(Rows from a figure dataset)
+---+

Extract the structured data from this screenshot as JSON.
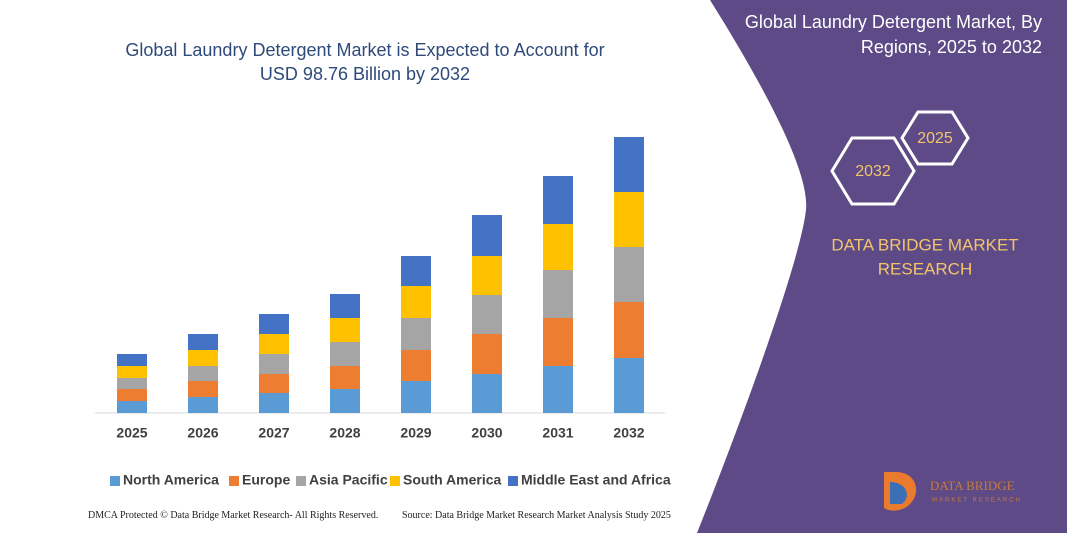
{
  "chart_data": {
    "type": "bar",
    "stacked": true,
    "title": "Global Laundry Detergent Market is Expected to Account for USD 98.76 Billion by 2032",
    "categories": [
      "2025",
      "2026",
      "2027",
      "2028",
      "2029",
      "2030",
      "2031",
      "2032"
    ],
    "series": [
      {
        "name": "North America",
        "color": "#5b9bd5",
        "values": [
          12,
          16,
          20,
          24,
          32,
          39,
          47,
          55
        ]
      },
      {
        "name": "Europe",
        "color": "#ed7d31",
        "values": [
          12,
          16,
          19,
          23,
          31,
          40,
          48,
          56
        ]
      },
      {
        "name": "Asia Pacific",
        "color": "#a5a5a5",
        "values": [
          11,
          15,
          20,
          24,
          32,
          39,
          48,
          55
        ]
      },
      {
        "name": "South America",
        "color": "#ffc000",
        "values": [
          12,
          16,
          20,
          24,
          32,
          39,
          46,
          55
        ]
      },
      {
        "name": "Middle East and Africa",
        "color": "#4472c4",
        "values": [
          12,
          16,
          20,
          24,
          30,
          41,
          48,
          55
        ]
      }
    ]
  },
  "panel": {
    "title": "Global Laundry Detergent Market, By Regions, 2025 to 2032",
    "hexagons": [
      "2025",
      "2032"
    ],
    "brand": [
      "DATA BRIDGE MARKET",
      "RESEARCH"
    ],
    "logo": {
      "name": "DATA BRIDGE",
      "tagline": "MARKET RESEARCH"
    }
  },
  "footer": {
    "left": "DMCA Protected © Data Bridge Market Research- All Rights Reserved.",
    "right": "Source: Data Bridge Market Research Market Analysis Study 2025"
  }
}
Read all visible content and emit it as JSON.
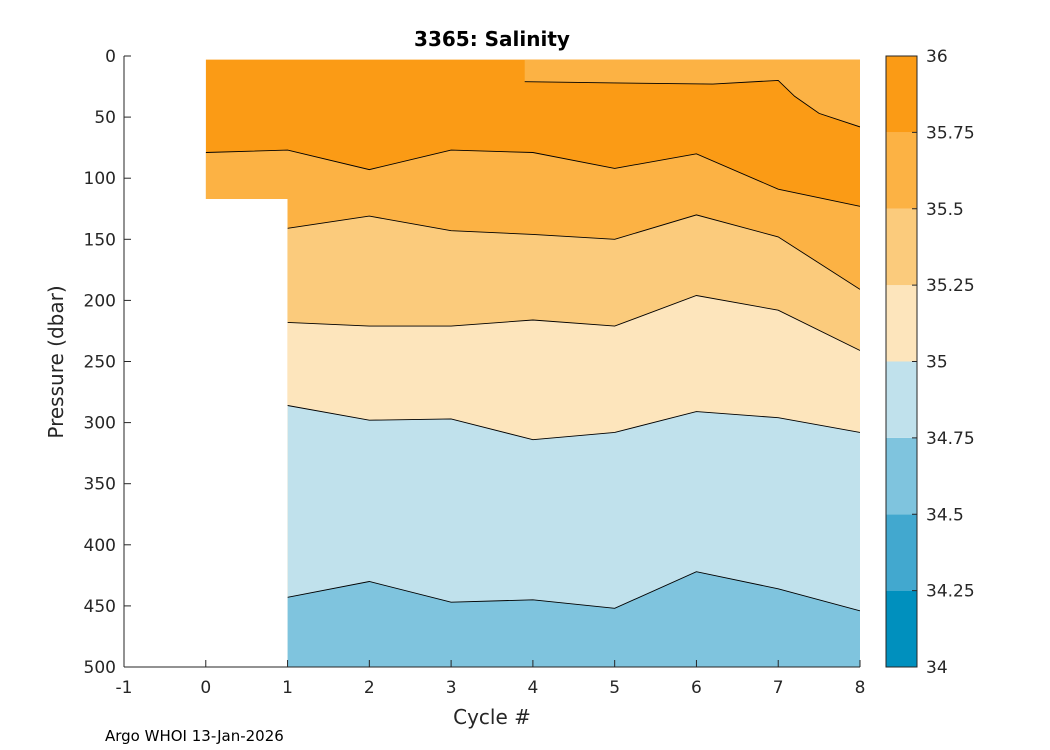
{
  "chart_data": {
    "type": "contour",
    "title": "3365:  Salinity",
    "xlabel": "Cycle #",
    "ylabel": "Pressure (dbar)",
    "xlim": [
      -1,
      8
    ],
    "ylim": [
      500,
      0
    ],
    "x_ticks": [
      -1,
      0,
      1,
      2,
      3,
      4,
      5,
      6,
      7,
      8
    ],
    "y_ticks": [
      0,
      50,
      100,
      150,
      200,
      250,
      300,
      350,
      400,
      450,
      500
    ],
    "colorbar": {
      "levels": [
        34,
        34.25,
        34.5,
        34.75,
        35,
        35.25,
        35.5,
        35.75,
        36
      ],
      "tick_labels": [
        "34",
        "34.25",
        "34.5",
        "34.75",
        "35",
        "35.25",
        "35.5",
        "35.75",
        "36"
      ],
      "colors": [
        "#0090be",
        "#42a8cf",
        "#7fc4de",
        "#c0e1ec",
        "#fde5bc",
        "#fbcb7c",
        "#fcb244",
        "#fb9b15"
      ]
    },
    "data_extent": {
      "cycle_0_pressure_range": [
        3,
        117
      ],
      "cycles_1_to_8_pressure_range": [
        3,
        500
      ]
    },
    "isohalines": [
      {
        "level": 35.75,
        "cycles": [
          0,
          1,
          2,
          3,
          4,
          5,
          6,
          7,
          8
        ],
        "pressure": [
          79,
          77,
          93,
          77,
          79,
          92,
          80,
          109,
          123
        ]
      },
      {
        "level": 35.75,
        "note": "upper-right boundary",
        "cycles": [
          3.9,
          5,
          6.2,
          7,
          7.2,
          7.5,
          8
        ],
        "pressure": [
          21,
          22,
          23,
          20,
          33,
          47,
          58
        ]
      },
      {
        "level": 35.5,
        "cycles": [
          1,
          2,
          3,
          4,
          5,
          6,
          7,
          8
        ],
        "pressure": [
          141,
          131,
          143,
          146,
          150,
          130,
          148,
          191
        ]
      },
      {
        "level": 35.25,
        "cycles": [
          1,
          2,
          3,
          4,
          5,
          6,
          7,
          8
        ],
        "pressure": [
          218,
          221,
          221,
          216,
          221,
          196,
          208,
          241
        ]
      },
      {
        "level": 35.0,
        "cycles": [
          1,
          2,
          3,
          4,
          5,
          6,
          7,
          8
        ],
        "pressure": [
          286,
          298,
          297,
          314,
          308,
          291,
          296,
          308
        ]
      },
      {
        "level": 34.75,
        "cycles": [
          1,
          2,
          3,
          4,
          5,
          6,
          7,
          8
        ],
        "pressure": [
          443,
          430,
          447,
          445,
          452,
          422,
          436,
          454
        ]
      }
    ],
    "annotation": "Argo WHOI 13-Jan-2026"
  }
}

+---+

**What the task requires**. Drop the images and repeat the data exactly.

**Worked answer**.
Extract the structured data from this screenshot as JSON.
{
  "chart_data": {
    "type": "bar",
    "stacked": true,
    "title": "Global Laundry Detergent Market is Expected to Account for USD 98.76 Billion by 2032",
    "categories": [
      "2025",
      "2026",
      "2027",
      "2028",
      "2029",
      "2030",
      "2031",
      "2032"
    ],
    "series": [
      {
        "name": "North America",
        "color": "#5b9bd5",
        "values": [
          12,
          16,
          20,
          24,
          32,
          39,
          47,
          55
        ]
      },
      {
        "name": "Europe",
        "color": "#ed7d31",
        "values": [
          12,
          16,
          19,
          23,
          31,
          40,
          48,
          56
        ]
      },
      {
        "name": "Asia Pacific",
        "color": "#a5a5a5",
        "values": [
          11,
          15,
          20,
          24,
          32,
          39,
          48,
          55
        ]
      },
      {
        "name": "South America",
        "color": "#ffc000",
        "values": [
          12,
          16,
          20,
          24,
          32,
          39,
          46,
          55
        ]
      },
      {
        "name": "Middle East and Africa",
        "color": "#4472c4",
        "values": [
          12,
          16,
          20,
          24,
          30,
          41,
          48,
          55
        ]
      }
    ]
  },
  "panel": {
    "title": "Global Laundry Detergent Market, By Regions, 2025 to 2032",
    "hexagons": [
      "2025",
      "2032"
    ],
    "brand": [
      "DATA BRIDGE MARKET",
      "RESEARCH"
    ],
    "logo": {
      "name": "DATA BRIDGE",
      "tagline": "MARKET RESEARCH"
    }
  },
  "footer": {
    "left": "DMCA Protected © Data Bridge Market Research- All Rights Reserved.",
    "right": "Source: Data Bridge Market Research Market Analysis Study 2025"
  }
}
Read all visible content and emit it as JSON.
{
  "chart_data": {
    "type": "contour",
    "title": "3365:  Salinity",
    "xlabel": "Cycle #",
    "ylabel": "Pressure (dbar)",
    "xlim": [
      -1,
      8
    ],
    "ylim": [
      500,
      0
    ],
    "x_ticks": [
      -1,
      0,
      1,
      2,
      3,
      4,
      5,
      6,
      7,
      8
    ],
    "y_ticks": [
      0,
      50,
      100,
      150,
      200,
      250,
      300,
      350,
      400,
      450,
      500
    ],
    "colorbar": {
      "levels": [
        34,
        34.25,
        34.5,
        34.75,
        35,
        35.25,
        35.5,
        35.75,
        36
      ],
      "tick_labels": [
        "34",
        "34.25",
        "34.5",
        "34.75",
        "35",
        "35.25",
        "35.5",
        "35.75",
        "36"
      ],
      "colors": [
        "#0090be",
        "#42a8cf",
        "#7fc4de",
        "#c0e1ec",
        "#fde5bc",
        "#fbcb7c",
        "#fcb244",
        "#fb9b15"
      ]
    },
    "data_extent": {
      "cycle_0_pressure_range": [
        3,
        117
      ],
      "cycles_1_to_8_pressure_range": [
        3,
        500
      ]
    },
    "isohalines": [
      {
        "level": 35.75,
        "cycles": [
          0,
          1,
          2,
          3,
          4,
          5,
          6,
          7,
          8
        ],
        "pressure": [
          79,
          77,
          93,
          77,
          79,
          92,
          80,
          109,
          123
        ]
      },
      {
        "level": 35.75,
        "note": "upper-right boundary",
        "cycles": [
          3.9,
          5,
          6.2,
          7,
          7.2,
          7.5,
          8
        ],
        "pressure": [
          21,
          22,
          23,
          20,
          33,
          47,
          58
        ]
      },
      {
        "level": 35.5,
        "cycles": [
          1,
          2,
          3,
          4,
          5,
          6,
          7,
          8
        ],
        "pressure": [
          141,
          131,
          143,
          146,
          150,
          130,
          148,
          191
        ]
      },
      {
        "level": 35.25,
        "cycles": [
          1,
          2,
          3,
          4,
          5,
          6,
          7,
          8
        ],
        "pressure": [
          218,
          221,
          221,
          216,
          221,
          196,
          208,
          241
        ]
      },
      {
        "level": 35.0,
        "cycles": [
          1,
          2,
          3,
          4,
          5,
          6,
          7,
          8
        ],
        "pressure": [
          286,
          298,
          297,
          314,
          308,
          291,
          296,
          308
        ]
      },
      {
        "level": 34.75,
        "cycles": [
          1,
          2,
          3,
          4,
          5,
          6,
          7,
          8
        ],
        "pressure": [
          443,
          430,
          447,
          445,
          452,
          422,
          436,
          454
        ]
      }
    ],
    "annotation": "Argo WHOI 13-Jan-2026"
  }
}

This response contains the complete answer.